:: Given task ::
Copy each line of the data below exactly, leaving out pictures.

:: Information supplied ::
---
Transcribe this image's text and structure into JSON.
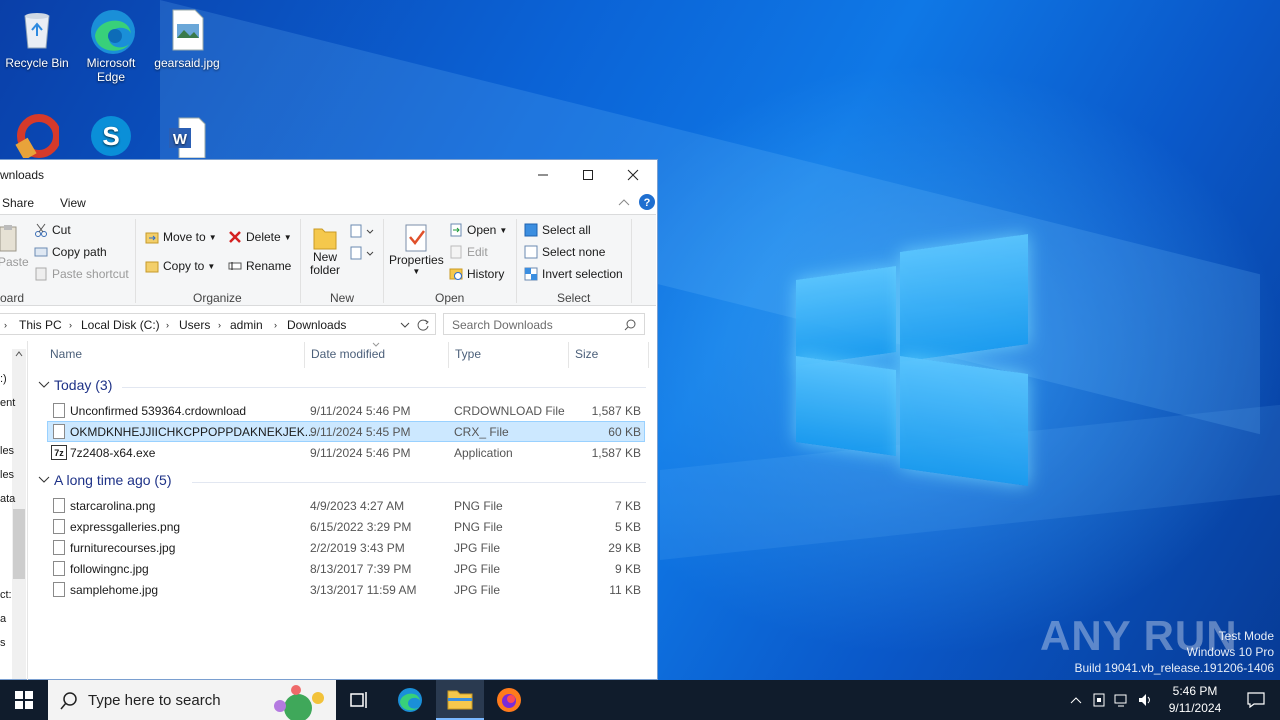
{
  "desktop": {
    "icons": [
      {
        "label": "Recycle Bin",
        "icon": "recycle-bin-icon"
      },
      {
        "label": "Microsoft Edge",
        "icon": "edge-icon"
      },
      {
        "label": "gearsaid.jpg",
        "icon": "image-file-icon"
      },
      {
        "label": "",
        "icon": "ccleaner-icon"
      },
      {
        "label": "",
        "icon": "skype-icon"
      },
      {
        "label": "",
        "icon": "word-document-icon"
      }
    ],
    "watermark": {
      "line1": "Test Mode",
      "line2": "Windows 10 Pro",
      "line3": "Build 19041.vb_release.191206-1406"
    },
    "brand": "ANY RUN"
  },
  "explorer": {
    "title": "wnloads",
    "tabs": {
      "share": "Share",
      "view": "View"
    },
    "ribbon": {
      "clipboard": {
        "paste": "Paste",
        "cut": "Cut",
        "copy_path": "Copy path",
        "paste_shortcut": "Paste shortcut",
        "label": "oard"
      },
      "organize": {
        "move_to": "Move to",
        "copy_to": "Copy to",
        "delete": "Delete",
        "rename": "Rename",
        "label": "Organize"
      },
      "new": {
        "new_folder_1": "New",
        "new_folder_2": "folder",
        "label": "New"
      },
      "open": {
        "properties": "Properties",
        "open": "Open",
        "edit": "Edit",
        "history": "History",
        "label": "Open"
      },
      "select": {
        "select_all": "Select all",
        "select_none": "Select none",
        "invert": "Invert selection",
        "label": "Select"
      }
    },
    "address": {
      "crumbs": [
        "This PC",
        "Local Disk (C:)",
        "Users",
        "admin",
        "Downloads"
      ],
      "search_placeholder": "Search Downloads"
    },
    "nav_fragments": [
      ":)",
      "ent",
      "les",
      "les",
      "ata",
      "ct:",
      "a",
      "s"
    ],
    "columns": {
      "name": "Name",
      "date": "Date modified",
      "type": "Type",
      "size": "Size"
    },
    "groups": [
      {
        "label": "Today (3)",
        "files": [
          {
            "name": "Unconfirmed 539364.crdownload",
            "date": "9/11/2024 5:46 PM",
            "type": "CRDOWNLOAD File",
            "size": "1,587 KB",
            "selected": false
          },
          {
            "name": "OKMDKNHEJJIICHKCPPOPPDAKNEKJEK...",
            "date": "9/11/2024 5:45 PM",
            "type": "CRX_ File",
            "size": "60 KB",
            "selected": true
          },
          {
            "name": "7z2408-x64.exe",
            "date": "9/11/2024 5:46 PM",
            "type": "Application",
            "size": "1,587 KB",
            "selected": false
          }
        ]
      },
      {
        "label": "A long time ago (5)",
        "files": [
          {
            "name": "starcarolina.png",
            "date": "4/9/2023 4:27 AM",
            "type": "PNG File",
            "size": "7 KB",
            "selected": false
          },
          {
            "name": "expressgalleries.png",
            "date": "6/15/2022 3:29 PM",
            "type": "PNG File",
            "size": "5 KB",
            "selected": false
          },
          {
            "name": "furniturecourses.jpg",
            "date": "2/2/2019 3:43 PM",
            "type": "JPG File",
            "size": "29 KB",
            "selected": false
          },
          {
            "name": "followingnc.jpg",
            "date": "8/13/2017 7:39 PM",
            "type": "JPG File",
            "size": "9 KB",
            "selected": false
          },
          {
            "name": "samplehome.jpg",
            "date": "3/13/2017 11:59 AM",
            "type": "JPG File",
            "size": "11 KB",
            "selected": false
          }
        ]
      }
    ]
  },
  "taskbar": {
    "search_placeholder": "Type here to search",
    "time": "5:46 PM",
    "date": "9/11/2024"
  }
}
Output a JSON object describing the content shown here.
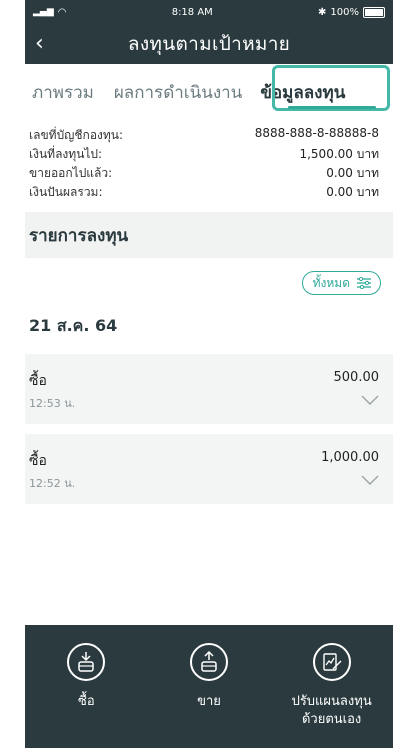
---
:: Task answer ::
Transcribe this image's text and structure into JSON.
{
  "desktop": {
    "icons": [
      {
        "label": "Recycle Bin",
        "icon": "recycle-bin-icon"
      },
      {
        "label": "Microsoft Edge",
        "icon": "edge-icon"
      },
      {
        "label": "gearsaid.jpg",
        "icon": "image-file-icon"
      },
      {
        "label": "",
        "icon": "ccleaner-icon"
      },
      {
        "label": "",
        "icon": "skype-icon"
      },
      {
        "label": "",
        "icon": "word-document-icon"
      }
    ],
    "watermark": {
      "line1": "Test Mode",
      "line2": "Windows 10 Pro",
      "line3": "Build 19041.vb_release.191206-1406"
    },
    "brand": "ANY RUN"
  },
  "explorer": {
    "title": "wnloads",
    "tabs": {
      "share": "Share",
      "view": "View"
    },
    "ribbon": {
      "clipboard": {
        "paste": "Paste",
        "cut": "Cut",
        "copy_path": "Copy path",
        "paste_shortcut": "Paste shortcut",
        "label": "oard"
      },
      "organize": {
        "move_to": "Move to",
        "copy_to": "Copy to",
        "delete": "Delete",
        "rename": "Rename",
        "label": "Organize"
      },
      "new": {
        "new_folder_1": "New",
        "new_folder_2": "folder",
        "label": "New"
      },
      "open": {
        "properties": "Properties",
        "open": "Open",
        "edit": "Edit",
        "history": "History",
        "label": "Open"
      },
      "select": {
        "select_all": "Select all",
        "select_none": "Select none",
        "invert": "Invert selection",
        "label": "Select"
      }
    },
    "address": {
      "crumbs": [
        "This PC",
        "Local Disk (C:)",
        "Users",
        "admin",
        "Downloads"
      ],
      "search_placeholder": "Search Downloads"
    },
    "nav_fragments": [
      ":)",
      "ent",
      "les",
      "les",
      "ata",
      "ct:",
      "a",
      "s"
    ],
    "columns": {
      "name": "Name",
      "date": "Date modified",
      "type": "Type",
      "size": "Size"
    },
    "groups": [
      {
        "label": "Today (3)",
        "files": [
          {
            "name": "Unconfirmed 539364.crdownload",
            "date": "9/11/2024 5:46 PM",
            "type": "CRDOWNLOAD File",
            "size": "1,587 KB",
            "selected": false
          },
          {
            "name": "OKMDKNHEJJIICHKCPPOPPDAKNEKJEK...",
            "date": "9/11/2024 5:45 PM",
            "type": "CRX_ File",
            "size": "60 KB",
            "selected": true
          },
          {
            "name": "7z2408-x64.exe",
            "date": "9/11/2024 5:46 PM",
            "type": "Application",
            "size": "1,587 KB",
            "selected": false
          }
        ]
      },
      {
        "label": "A long time ago (5)",
        "files": [
          {
            "name": "starcarolina.png",
            "date": "4/9/2023 4:27 AM",
            "type": "PNG File",
            "size": "7 KB",
            "selected": false
          },
          {
            "name": "expressgalleries.png",
            "date": "6/15/2022 3:29 PM",
            "type": "PNG File",
            "size": "5 KB",
            "selected": false
          },
          {
            "name": "furniturecourses.jpg",
            "date": "2/2/2019 3:43 PM",
            "type": "JPG File",
            "size": "29 KB",
            "selected": false
          },
          {
            "name": "followingnc.jpg",
            "date": "8/13/2017 7:39 PM",
            "type": "JPG File",
            "size": "9 KB",
            "selected": false
          },
          {
            "name": "samplehome.jpg",
            "date": "3/13/2017 11:59 AM",
            "type": "JPG File",
            "size": "11 KB",
            "selected": false
          }
        ]
      }
    ]
  },
  "taskbar": {
    "search_placeholder": "Type here to search",
    "time": "5:46 PM",
    "date": "9/11/2024"
  }
}
Output a JSON object describing the content shown here.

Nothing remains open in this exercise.